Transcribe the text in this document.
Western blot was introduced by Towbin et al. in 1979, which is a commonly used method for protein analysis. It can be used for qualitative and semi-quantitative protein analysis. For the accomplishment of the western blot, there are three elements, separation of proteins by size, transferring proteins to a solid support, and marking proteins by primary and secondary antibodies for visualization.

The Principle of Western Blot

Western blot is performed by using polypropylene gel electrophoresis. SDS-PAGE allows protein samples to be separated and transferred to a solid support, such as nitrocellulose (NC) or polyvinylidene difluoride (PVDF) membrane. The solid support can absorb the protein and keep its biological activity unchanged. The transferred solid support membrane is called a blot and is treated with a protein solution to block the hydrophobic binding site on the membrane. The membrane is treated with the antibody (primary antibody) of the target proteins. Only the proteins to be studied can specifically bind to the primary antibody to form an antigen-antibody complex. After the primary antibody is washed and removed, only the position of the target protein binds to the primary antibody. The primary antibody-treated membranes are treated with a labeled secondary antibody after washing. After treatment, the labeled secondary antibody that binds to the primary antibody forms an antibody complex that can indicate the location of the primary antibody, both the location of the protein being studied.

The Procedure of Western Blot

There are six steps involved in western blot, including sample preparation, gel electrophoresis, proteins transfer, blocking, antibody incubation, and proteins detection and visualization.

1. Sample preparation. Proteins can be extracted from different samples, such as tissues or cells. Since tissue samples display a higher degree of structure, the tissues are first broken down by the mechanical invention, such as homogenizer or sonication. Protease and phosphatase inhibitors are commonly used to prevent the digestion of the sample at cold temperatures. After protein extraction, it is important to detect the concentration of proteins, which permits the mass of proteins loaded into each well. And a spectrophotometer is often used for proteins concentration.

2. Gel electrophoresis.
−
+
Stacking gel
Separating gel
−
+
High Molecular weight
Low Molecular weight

···

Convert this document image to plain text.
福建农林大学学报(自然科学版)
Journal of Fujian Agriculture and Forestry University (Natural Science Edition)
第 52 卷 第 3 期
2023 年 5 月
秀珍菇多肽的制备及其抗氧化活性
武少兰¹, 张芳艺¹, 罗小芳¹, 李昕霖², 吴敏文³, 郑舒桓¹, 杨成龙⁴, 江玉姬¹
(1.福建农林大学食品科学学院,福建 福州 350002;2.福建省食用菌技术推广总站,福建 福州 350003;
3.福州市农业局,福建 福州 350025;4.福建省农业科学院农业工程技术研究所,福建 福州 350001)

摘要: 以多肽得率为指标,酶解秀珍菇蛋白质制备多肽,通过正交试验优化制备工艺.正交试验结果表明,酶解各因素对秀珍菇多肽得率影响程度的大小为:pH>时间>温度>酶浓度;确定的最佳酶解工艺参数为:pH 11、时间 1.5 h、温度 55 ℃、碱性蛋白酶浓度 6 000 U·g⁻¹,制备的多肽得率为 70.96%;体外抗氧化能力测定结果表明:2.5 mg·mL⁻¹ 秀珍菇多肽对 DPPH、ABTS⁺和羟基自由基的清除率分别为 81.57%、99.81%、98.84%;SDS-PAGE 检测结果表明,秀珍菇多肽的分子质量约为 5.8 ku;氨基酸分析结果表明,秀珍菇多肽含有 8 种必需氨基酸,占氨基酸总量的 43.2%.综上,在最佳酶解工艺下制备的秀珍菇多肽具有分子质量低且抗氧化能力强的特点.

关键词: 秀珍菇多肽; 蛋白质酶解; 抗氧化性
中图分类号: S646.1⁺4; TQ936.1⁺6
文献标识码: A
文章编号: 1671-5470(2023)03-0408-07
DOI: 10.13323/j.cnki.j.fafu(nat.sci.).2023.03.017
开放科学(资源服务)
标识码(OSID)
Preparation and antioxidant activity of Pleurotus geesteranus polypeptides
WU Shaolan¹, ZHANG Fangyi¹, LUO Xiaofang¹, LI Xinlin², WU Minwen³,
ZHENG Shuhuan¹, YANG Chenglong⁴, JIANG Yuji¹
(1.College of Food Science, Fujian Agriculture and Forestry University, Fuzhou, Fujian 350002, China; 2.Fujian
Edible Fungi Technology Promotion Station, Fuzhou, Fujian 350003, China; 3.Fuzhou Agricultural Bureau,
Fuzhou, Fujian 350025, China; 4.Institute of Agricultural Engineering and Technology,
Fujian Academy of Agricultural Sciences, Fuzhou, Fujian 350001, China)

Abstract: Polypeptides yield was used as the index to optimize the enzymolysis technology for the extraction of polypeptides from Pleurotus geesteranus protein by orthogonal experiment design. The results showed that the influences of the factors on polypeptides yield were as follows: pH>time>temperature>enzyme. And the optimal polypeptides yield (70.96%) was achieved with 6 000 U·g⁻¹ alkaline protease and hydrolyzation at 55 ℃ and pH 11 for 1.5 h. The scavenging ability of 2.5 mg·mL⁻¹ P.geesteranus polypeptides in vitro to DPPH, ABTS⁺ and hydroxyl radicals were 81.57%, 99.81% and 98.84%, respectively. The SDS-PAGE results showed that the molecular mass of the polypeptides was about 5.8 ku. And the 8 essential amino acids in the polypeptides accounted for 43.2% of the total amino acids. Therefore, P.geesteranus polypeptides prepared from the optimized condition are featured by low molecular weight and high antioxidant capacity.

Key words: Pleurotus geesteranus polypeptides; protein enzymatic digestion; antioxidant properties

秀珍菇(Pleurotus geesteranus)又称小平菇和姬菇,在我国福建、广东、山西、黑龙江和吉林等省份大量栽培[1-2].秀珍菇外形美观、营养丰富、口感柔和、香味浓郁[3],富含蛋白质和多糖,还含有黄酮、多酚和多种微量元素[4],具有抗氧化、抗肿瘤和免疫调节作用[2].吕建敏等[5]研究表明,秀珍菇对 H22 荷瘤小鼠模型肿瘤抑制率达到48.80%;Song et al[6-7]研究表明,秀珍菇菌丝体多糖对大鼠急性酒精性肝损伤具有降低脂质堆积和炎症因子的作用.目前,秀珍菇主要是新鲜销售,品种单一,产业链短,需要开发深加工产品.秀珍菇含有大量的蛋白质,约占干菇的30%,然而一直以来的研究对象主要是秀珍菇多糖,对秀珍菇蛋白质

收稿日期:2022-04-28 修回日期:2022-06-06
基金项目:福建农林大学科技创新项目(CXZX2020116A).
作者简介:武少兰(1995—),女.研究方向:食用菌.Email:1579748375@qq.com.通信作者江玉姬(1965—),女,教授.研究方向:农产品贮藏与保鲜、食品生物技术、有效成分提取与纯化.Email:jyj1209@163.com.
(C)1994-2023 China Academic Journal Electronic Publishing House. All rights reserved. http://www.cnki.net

···

PROBLEM TO SOLVE>
Across all the records above, find each line with "cnki" in it and copy it.

TASK OUTPUT>
DOI: 10.13323/j.cnki.j.fafu(nat.sci.).2023.03.017
(C)1994-2023 China Academic Journal Electronic Publishing House. All rights reserved. http://www.cnki.net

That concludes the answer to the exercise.